* TASK OBJECTIVE *
Each line of the material must be repeated precisely, with the pictures left out.

Figure contents as structured data
+ + + +

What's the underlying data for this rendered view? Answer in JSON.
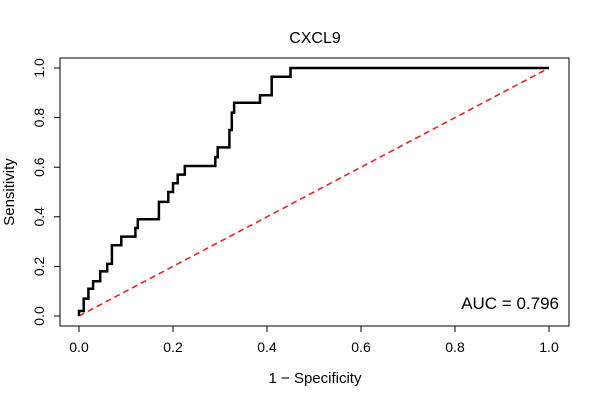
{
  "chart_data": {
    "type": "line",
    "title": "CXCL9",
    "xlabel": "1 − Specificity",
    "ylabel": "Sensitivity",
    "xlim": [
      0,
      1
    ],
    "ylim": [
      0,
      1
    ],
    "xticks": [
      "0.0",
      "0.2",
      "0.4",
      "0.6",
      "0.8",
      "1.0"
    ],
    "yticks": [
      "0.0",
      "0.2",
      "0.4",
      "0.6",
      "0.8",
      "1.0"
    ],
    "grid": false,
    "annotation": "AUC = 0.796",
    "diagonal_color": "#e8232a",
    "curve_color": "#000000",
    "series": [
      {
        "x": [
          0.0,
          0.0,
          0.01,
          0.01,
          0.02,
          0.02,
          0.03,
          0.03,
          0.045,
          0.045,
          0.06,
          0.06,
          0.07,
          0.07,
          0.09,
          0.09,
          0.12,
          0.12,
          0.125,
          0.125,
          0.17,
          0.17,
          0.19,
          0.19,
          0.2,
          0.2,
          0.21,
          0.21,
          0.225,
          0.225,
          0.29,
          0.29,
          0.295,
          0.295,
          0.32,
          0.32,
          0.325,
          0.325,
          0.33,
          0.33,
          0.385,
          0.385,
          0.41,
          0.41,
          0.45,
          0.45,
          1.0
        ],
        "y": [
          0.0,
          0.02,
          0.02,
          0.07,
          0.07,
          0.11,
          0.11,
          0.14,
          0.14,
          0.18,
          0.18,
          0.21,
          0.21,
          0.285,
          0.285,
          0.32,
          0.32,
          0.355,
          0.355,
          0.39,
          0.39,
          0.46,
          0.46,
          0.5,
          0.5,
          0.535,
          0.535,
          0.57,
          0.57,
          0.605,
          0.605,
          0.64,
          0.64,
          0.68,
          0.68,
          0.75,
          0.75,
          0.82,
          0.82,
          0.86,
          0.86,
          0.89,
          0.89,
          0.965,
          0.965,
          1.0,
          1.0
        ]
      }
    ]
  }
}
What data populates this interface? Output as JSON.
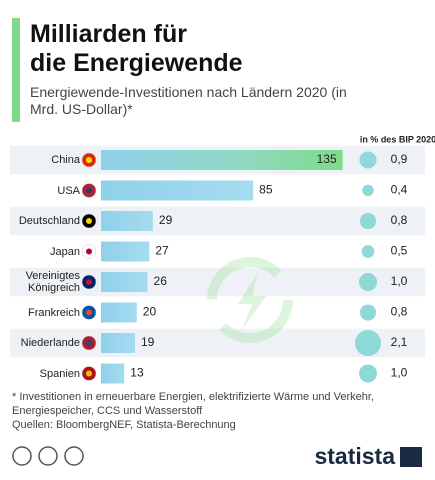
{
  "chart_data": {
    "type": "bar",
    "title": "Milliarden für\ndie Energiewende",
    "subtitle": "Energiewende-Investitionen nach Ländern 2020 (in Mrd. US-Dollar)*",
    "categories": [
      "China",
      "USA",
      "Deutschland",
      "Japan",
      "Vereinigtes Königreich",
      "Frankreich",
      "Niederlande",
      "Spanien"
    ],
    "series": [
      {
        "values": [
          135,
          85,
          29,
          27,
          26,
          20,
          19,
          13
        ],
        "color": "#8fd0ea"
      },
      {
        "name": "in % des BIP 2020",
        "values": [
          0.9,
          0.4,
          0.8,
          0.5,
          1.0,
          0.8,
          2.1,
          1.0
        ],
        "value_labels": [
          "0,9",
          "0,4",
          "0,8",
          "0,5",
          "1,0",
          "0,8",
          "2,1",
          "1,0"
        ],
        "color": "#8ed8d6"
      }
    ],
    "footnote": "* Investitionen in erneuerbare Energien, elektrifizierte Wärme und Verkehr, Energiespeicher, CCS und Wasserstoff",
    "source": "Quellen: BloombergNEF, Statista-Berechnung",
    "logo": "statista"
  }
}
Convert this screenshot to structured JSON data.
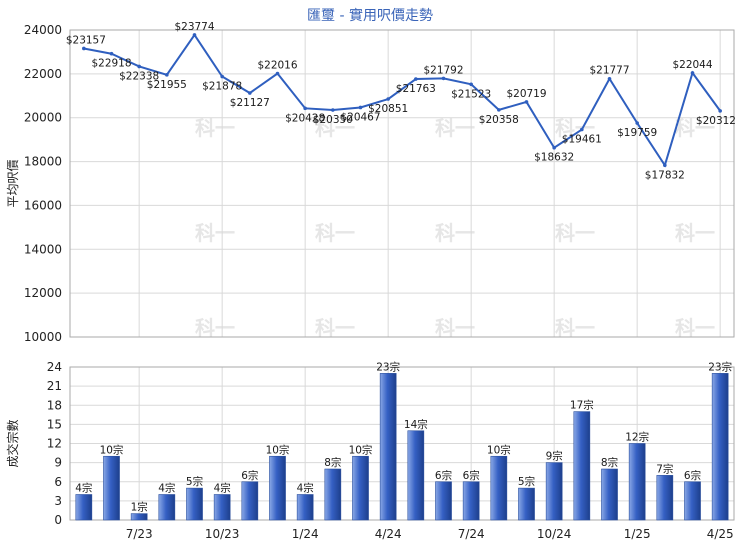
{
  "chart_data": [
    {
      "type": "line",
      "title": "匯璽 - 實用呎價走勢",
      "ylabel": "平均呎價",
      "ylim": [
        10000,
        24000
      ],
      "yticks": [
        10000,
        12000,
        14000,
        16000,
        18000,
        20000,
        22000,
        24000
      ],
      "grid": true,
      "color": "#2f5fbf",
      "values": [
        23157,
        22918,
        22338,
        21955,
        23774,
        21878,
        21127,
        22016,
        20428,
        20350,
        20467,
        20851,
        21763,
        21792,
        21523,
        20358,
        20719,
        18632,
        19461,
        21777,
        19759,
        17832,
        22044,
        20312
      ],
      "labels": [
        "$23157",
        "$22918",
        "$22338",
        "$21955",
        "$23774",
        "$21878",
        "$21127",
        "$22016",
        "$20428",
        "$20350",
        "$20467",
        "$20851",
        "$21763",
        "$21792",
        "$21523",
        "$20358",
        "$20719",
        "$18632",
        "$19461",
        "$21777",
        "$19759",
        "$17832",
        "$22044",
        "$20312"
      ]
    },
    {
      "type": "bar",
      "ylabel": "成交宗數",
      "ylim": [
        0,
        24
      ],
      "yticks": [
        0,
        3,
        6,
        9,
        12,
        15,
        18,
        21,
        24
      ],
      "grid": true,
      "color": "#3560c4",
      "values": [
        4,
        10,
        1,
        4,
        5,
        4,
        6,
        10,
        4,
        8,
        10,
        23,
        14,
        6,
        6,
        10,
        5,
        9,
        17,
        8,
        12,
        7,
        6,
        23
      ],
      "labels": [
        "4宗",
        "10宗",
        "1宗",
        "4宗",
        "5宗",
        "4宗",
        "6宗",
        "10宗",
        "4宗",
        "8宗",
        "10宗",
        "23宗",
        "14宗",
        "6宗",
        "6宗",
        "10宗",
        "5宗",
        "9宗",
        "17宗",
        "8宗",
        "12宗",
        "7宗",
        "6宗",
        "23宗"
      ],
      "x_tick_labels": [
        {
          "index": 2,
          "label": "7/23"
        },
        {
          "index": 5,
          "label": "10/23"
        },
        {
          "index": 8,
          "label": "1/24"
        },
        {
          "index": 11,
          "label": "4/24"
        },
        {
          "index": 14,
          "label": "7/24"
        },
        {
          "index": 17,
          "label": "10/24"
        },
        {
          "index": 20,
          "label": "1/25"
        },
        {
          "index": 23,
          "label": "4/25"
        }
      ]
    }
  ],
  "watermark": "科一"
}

+ + + +

* EXERCISE ANSWER *
What's the underlying data for this rendered view? Answer in JSON.
{
  "chart_data": {
    "type": "line",
    "title": "CXCL9",
    "xlabel": "1 − Specificity",
    "ylabel": "Sensitivity",
    "xlim": [
      0,
      1
    ],
    "ylim": [
      0,
      1
    ],
    "xticks": [
      "0.0",
      "0.2",
      "0.4",
      "0.6",
      "0.8",
      "1.0"
    ],
    "yticks": [
      "0.0",
      "0.2",
      "0.4",
      "0.6",
      "0.8",
      "1.0"
    ],
    "grid": false,
    "annotation": "AUC = 0.796",
    "diagonal_color": "#e8232a",
    "curve_color": "#000000",
    "series": [
      {
        "x": [
          0.0,
          0.0,
          0.01,
          0.01,
          0.02,
          0.02,
          0.03,
          0.03,
          0.045,
          0.045,
          0.06,
          0.06,
          0.07,
          0.07,
          0.09,
          0.09,
          0.12,
          0.12,
          0.125,
          0.125,
          0.17,
          0.17,
          0.19,
          0.19,
          0.2,
          0.2,
          0.21,
          0.21,
          0.225,
          0.225,
          0.29,
          0.29,
          0.295,
          0.295,
          0.32,
          0.32,
          0.325,
          0.325,
          0.33,
          0.33,
          0.385,
          0.385,
          0.41,
          0.41,
          0.45,
          0.45,
          1.0
        ],
        "y": [
          0.0,
          0.02,
          0.02,
          0.07,
          0.07,
          0.11,
          0.11,
          0.14,
          0.14,
          0.18,
          0.18,
          0.21,
          0.21,
          0.285,
          0.285,
          0.32,
          0.32,
          0.355,
          0.355,
          0.39,
          0.39,
          0.46,
          0.46,
          0.5,
          0.5,
          0.535,
          0.535,
          0.57,
          0.57,
          0.605,
          0.605,
          0.64,
          0.64,
          0.68,
          0.68,
          0.75,
          0.75,
          0.82,
          0.82,
          0.86,
          0.86,
          0.89,
          0.89,
          0.965,
          0.965,
          1.0,
          1.0
        ]
      }
    ]
  }
}
What data populates this interface? Output as JSON.
{
  "chart_data": {
    "type": "bar",
    "title": "Milliarden für\ndie Energiewende",
    "subtitle": "Energiewende-Investitionen nach Ländern 2020 (in Mrd. US-Dollar)*",
    "categories": [
      "China",
      "USA",
      "Deutschland",
      "Japan",
      "Vereinigtes Königreich",
      "Frankreich",
      "Niederlande",
      "Spanien"
    ],
    "series": [
      {
        "values": [
          135,
          85,
          29,
          27,
          26,
          20,
          19,
          13
        ],
        "color": "#8fd0ea"
      },
      {
        "name": "in % des BIP 2020",
        "values": [
          0.9,
          0.4,
          0.8,
          0.5,
          1.0,
          0.8,
          2.1,
          1.0
        ],
        "value_labels": [
          "0,9",
          "0,4",
          "0,8",
          "0,5",
          "1,0",
          "0,8",
          "2,1",
          "1,0"
        ],
        "color": "#8ed8d6"
      }
    ],
    "footnote": "* Investitionen in erneuerbare Energien, elektrifizierte Wärme und Verkehr, Energiespeicher, CCS und Wasserstoff",
    "source": "Quellen: BloombergNEF, Statista-Berechnung",
    "logo": "statista"
  }
}
Convert this screenshot to structured JSON data.
{
  "chart_data": [
    {
      "type": "line",
      "title": "匯璽 - 實用呎價走勢",
      "ylabel": "平均呎價",
      "ylim": [
        10000,
        24000
      ],
      "yticks": [
        10000,
        12000,
        14000,
        16000,
        18000,
        20000,
        22000,
        24000
      ],
      "grid": true,
      "color": "#2f5fbf",
      "values": [
        23157,
        22918,
        22338,
        21955,
        23774,
        21878,
        21127,
        22016,
        20428,
        20350,
        20467,
        20851,
        21763,
        21792,
        21523,
        20358,
        20719,
        18632,
        19461,
        21777,
        19759,
        17832,
        22044,
        20312
      ],
      "labels": [
        "$23157",
        "$22918",
        "$22338",
        "$21955",
        "$23774",
        "$21878",
        "$21127",
        "$22016",
        "$20428",
        "$20350",
        "$20467",
        "$20851",
        "$21763",
        "$21792",
        "$21523",
        "$20358",
        "$20719",
        "$18632",
        "$19461",
        "$21777",
        "$19759",
        "$17832",
        "$22044",
        "$20312"
      ]
    },
    {
      "type": "bar",
      "ylabel": "成交宗數",
      "ylim": [
        0,
        24
      ],
      "yticks": [
        0,
        3,
        6,
        9,
        12,
        15,
        18,
        21,
        24
      ],
      "grid": true,
      "color": "#3560c4",
      "values": [
        4,
        10,
        1,
        4,
        5,
        4,
        6,
        10,
        4,
        8,
        10,
        23,
        14,
        6,
        6,
        10,
        5,
        9,
        17,
        8,
        12,
        7,
        6,
        23
      ],
      "labels": [
        "4宗",
        "10宗",
        "1宗",
        "4宗",
        "5宗",
        "4宗",
        "6宗",
        "10宗",
        "4宗",
        "8宗",
        "10宗",
        "23宗",
        "14宗",
        "6宗",
        "6宗",
        "10宗",
        "5宗",
        "9宗",
        "17宗",
        "8宗",
        "12宗",
        "7宗",
        "6宗",
        "23宗"
      ],
      "x_tick_labels": [
        {
          "index": 2,
          "label": "7/23"
        },
        {
          "index": 5,
          "label": "10/23"
        },
        {
          "index": 8,
          "label": "1/24"
        },
        {
          "index": 11,
          "label": "4/24"
        },
        {
          "index": 14,
          "label": "7/24"
        },
        {
          "index": 17,
          "label": "10/24"
        },
        {
          "index": 20,
          "label": "1/25"
        },
        {
          "index": 23,
          "label": "4/25"
        }
      ]
    }
  ],
  "watermark": "科一"
}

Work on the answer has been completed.